TASK TO COMPLETE »
Return all lines from the listing below in which the string "personnel" occurs.

[Stored dataset items]
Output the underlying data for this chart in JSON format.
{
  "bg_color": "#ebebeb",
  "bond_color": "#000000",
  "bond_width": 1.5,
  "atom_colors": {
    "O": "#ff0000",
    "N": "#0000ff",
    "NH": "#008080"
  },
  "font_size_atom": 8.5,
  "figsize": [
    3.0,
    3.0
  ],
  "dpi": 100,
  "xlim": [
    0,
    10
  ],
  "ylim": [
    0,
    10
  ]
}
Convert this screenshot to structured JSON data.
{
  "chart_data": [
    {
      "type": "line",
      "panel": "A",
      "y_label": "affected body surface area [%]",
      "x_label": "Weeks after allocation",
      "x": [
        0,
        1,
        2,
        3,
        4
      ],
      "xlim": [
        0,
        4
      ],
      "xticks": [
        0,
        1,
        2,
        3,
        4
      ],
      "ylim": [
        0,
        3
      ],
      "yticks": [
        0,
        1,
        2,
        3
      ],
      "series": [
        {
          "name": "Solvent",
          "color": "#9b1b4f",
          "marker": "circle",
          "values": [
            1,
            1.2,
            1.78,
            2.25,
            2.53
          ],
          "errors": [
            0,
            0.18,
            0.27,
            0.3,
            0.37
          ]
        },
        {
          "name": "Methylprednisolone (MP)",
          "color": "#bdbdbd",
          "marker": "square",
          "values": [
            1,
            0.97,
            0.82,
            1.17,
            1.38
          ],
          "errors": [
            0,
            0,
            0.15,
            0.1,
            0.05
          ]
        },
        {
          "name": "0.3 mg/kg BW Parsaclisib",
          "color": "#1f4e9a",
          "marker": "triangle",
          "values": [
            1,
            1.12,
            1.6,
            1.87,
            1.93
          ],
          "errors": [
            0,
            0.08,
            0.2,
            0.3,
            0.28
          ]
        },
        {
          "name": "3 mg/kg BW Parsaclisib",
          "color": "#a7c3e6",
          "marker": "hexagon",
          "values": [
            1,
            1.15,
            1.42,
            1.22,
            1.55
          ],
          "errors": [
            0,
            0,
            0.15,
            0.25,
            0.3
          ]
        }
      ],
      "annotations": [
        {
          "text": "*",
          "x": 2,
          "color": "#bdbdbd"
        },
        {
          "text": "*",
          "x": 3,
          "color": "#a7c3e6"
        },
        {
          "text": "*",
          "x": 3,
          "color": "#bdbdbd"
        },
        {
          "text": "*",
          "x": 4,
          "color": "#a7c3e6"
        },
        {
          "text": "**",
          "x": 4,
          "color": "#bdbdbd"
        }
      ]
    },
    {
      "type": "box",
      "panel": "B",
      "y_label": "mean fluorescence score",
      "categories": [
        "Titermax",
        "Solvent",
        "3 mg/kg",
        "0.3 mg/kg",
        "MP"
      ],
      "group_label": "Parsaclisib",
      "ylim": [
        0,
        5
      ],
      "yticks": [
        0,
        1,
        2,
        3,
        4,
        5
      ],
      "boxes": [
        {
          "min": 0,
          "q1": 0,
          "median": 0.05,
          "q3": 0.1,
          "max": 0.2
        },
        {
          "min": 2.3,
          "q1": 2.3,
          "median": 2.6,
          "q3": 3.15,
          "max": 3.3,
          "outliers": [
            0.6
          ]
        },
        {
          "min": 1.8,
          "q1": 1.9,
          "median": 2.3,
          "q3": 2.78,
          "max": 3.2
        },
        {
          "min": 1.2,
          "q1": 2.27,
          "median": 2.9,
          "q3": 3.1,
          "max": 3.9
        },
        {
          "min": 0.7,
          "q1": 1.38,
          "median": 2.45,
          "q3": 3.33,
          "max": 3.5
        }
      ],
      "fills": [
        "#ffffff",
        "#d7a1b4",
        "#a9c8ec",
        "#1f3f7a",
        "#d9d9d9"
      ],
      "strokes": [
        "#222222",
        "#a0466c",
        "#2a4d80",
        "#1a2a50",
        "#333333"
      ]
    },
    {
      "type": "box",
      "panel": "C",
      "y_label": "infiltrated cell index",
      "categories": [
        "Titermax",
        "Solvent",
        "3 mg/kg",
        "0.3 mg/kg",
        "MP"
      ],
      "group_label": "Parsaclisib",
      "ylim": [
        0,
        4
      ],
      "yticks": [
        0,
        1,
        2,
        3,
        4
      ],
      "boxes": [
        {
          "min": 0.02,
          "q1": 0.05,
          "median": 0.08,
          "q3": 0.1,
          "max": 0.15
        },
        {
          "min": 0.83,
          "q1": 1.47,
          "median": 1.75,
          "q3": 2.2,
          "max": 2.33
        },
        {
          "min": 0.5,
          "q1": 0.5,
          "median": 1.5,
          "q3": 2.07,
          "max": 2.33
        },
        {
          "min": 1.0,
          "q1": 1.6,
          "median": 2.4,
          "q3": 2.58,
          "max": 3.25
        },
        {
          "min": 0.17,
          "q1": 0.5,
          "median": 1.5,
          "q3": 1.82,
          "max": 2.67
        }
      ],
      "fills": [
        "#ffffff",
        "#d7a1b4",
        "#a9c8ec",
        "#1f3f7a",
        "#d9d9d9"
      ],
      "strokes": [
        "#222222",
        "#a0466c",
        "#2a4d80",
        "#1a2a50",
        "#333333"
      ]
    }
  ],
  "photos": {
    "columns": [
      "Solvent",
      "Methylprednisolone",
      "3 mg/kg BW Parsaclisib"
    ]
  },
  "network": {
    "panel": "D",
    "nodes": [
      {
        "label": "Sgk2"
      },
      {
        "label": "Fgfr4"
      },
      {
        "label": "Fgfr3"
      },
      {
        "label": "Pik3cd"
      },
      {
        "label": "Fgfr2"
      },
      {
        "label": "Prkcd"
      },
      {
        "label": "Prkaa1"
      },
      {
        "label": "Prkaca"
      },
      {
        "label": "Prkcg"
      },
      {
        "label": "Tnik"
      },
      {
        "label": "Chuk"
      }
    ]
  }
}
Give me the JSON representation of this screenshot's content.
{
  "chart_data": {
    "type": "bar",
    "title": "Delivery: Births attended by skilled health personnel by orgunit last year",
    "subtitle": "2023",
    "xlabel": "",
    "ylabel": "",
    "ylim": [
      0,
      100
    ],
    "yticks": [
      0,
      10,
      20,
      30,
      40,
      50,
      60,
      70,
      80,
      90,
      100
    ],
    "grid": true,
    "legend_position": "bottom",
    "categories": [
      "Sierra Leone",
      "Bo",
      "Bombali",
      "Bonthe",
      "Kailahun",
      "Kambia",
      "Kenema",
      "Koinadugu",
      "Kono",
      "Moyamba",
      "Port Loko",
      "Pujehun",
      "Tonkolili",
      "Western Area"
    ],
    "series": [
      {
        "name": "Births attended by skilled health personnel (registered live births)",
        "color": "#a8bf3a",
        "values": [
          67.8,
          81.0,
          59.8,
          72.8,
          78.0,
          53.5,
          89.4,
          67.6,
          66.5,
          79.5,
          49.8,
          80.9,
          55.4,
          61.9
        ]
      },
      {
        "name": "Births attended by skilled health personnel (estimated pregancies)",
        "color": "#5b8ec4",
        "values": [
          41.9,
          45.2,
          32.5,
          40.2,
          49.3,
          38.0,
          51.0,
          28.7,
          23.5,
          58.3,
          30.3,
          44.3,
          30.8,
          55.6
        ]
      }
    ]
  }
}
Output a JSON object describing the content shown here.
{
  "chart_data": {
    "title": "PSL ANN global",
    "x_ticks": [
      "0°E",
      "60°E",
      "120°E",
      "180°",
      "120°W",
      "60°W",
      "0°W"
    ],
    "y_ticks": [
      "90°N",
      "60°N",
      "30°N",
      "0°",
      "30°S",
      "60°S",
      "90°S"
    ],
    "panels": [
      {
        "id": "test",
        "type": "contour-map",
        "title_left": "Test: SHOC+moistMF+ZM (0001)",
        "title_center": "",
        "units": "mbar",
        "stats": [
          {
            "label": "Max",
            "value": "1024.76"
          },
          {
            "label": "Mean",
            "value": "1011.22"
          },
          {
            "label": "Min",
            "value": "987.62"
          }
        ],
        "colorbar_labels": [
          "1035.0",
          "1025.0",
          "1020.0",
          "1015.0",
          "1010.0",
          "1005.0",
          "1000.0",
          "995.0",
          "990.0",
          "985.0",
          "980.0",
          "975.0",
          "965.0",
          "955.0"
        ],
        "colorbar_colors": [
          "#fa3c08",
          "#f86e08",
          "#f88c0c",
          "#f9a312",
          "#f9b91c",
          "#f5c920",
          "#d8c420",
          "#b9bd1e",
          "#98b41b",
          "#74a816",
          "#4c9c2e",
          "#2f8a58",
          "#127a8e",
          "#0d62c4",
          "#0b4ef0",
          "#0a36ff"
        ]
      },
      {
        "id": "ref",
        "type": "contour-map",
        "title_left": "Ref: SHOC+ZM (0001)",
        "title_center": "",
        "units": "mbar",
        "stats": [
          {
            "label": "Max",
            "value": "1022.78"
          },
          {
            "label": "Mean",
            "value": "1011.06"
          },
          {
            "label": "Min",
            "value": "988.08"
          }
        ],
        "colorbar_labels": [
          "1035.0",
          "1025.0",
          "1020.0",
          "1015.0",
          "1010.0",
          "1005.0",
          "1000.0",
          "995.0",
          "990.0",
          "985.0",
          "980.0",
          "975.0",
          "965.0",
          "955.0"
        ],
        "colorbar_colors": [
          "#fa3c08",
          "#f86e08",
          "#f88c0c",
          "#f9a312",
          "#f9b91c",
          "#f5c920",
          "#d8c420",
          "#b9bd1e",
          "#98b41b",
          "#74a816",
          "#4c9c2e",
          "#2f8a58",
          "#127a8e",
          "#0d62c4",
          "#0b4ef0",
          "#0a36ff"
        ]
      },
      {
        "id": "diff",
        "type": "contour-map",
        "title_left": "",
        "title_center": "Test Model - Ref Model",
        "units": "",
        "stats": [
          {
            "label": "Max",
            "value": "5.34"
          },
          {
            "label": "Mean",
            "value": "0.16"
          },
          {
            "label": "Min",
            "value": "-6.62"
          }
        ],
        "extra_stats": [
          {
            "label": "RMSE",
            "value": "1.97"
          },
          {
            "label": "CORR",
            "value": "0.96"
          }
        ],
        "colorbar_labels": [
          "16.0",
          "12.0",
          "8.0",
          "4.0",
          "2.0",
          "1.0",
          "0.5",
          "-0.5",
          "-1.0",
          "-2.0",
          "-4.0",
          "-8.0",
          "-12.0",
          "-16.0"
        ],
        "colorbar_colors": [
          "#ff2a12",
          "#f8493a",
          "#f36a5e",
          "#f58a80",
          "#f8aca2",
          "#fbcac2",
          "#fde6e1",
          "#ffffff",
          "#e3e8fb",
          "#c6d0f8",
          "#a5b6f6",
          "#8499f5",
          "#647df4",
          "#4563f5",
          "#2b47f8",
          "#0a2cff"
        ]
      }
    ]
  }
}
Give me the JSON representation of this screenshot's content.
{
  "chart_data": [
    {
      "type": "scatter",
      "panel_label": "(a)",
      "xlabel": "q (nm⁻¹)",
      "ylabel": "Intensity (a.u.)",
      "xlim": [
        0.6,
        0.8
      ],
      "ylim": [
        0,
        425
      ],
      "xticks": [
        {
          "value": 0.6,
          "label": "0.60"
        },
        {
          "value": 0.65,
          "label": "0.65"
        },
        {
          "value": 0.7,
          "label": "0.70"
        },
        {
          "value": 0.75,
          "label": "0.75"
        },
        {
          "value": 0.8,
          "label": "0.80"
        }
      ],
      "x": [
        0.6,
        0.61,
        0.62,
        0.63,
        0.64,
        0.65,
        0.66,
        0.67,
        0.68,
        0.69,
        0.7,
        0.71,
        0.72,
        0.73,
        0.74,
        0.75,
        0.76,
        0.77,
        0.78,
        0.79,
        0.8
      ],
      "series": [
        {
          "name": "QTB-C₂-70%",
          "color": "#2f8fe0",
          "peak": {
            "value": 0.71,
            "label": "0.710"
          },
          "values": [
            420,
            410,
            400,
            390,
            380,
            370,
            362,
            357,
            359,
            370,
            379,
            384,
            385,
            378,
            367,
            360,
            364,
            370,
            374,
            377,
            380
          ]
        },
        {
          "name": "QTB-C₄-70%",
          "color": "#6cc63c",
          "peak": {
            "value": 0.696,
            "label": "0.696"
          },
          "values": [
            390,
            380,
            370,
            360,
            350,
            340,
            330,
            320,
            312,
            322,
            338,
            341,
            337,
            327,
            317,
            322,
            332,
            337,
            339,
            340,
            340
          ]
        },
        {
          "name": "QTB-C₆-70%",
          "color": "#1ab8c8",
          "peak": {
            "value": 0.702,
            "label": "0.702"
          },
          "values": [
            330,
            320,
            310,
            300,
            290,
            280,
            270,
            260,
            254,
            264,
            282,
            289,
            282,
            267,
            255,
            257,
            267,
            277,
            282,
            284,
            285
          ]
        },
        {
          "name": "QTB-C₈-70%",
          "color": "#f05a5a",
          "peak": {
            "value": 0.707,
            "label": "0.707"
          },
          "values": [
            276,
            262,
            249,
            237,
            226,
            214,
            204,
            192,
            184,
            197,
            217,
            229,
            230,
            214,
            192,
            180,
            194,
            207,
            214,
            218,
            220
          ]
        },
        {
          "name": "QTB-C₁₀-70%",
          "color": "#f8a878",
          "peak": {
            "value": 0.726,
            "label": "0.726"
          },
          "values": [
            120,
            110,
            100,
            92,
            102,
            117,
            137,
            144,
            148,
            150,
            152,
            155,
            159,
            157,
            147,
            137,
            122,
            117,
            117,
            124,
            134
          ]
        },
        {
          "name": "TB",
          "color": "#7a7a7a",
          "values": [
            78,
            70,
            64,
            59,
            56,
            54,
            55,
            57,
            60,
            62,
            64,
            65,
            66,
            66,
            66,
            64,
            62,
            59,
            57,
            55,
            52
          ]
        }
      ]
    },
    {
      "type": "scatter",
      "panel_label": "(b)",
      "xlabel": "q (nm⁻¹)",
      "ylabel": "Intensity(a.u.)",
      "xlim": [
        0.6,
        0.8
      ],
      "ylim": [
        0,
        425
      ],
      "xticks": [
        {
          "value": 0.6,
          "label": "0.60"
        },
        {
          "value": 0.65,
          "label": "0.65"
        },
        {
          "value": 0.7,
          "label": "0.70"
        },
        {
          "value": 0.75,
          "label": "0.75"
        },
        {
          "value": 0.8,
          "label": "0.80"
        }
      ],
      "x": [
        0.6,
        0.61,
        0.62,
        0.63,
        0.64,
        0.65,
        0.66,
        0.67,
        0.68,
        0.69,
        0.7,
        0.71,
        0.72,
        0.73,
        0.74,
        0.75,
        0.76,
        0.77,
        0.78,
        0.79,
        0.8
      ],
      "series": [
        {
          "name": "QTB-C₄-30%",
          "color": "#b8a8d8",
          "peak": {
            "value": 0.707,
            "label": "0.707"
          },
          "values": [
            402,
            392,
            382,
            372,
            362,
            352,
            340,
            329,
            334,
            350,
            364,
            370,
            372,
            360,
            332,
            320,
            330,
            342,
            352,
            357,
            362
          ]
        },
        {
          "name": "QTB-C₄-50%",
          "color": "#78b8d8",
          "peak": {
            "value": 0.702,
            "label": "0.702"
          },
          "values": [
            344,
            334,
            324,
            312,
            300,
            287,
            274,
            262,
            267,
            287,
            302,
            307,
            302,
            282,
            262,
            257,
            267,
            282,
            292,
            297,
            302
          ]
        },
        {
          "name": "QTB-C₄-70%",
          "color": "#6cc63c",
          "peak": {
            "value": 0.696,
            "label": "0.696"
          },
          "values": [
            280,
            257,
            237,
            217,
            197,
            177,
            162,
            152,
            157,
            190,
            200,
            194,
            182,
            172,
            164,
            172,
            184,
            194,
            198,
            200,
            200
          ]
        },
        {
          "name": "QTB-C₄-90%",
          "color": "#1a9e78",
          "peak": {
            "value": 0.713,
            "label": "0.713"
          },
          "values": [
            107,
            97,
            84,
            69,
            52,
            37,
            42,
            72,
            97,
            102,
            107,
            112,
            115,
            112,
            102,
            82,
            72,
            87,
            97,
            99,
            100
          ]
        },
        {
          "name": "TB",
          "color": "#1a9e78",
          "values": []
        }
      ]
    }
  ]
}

RESULT »
    "title": "Delivery: Births attended by skilled health personnel by orgunit last year",
        "name": "Births attended by skilled health personnel (registered live births)",
        "name": "Births attended by skilled health personnel (estimated pregancies)",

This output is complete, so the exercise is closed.